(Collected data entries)

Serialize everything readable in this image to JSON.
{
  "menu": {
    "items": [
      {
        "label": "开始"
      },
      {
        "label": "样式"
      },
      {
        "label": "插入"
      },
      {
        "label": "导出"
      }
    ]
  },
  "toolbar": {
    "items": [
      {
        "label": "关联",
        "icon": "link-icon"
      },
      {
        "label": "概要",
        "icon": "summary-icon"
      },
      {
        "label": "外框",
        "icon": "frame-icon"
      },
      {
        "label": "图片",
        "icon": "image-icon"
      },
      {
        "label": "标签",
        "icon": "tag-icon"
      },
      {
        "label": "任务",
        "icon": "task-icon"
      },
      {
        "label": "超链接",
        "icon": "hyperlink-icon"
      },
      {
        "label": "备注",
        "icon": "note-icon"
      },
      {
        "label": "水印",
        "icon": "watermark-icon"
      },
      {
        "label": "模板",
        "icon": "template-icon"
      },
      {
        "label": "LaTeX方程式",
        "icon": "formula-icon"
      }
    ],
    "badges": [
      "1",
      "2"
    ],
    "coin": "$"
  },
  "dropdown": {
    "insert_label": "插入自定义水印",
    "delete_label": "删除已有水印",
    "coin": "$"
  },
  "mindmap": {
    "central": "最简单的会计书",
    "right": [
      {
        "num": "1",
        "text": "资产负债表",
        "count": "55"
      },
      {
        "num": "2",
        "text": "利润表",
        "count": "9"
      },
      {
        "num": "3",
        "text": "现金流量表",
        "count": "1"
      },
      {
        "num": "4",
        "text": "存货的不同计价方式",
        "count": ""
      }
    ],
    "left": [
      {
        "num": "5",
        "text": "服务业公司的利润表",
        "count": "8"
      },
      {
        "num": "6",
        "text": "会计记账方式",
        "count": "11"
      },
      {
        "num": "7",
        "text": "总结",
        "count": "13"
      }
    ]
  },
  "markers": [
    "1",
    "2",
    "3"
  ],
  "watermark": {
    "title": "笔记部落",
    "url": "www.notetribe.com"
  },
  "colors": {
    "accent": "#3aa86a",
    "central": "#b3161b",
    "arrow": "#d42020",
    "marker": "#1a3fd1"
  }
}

## Work to be completed
Identify the lines that hold the word "count". Copy every one of them.

## Exercise response
        "count": "55"
        "count": "9"
        "count": "1"
        "count": ""
        "count": "8"
        "count": "11"
        "count": "13"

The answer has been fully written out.